Collection entries:
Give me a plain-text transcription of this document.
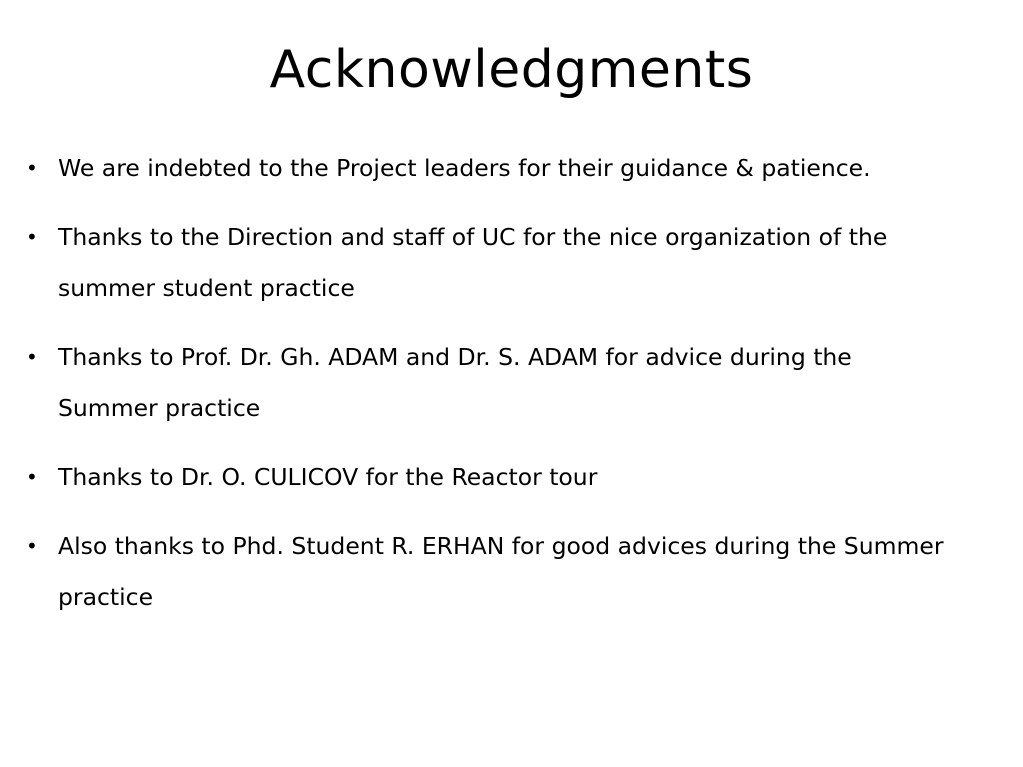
Acknowledgments
• We are indebted to the Project leaders for their guidance & patience.
• Thanks to the Direction and staff of UC for the nice organization of the summer student practice
• Thanks to Prof. Dr. Gh. ADAM and Dr. S. ADAM for advice during the Summer practice
• Thanks to Dr. O. CULICOV for the Reactor tour
• Also thanks to Phd. Student R. ERHAN for good advices during the Summer practice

Goal: Except for the pictures, copy every line of the records above exactly.

Task solution:
Give me a plain-text transcription of this document.
Acknowledgments
• We are indebted to the Project leaders for their guidance & patience.
• Thanks to the Direction and staff of UC for the nice organization of the summer student practice
• Thanks to Prof. Dr. Gh. ADAM and Dr. S. ADAM for advice during the Summer practice
• Thanks to Dr. O. CULICOV for the Reactor tour
• Also thanks to Phd. Student R. ERHAN for good advices during the Summer practice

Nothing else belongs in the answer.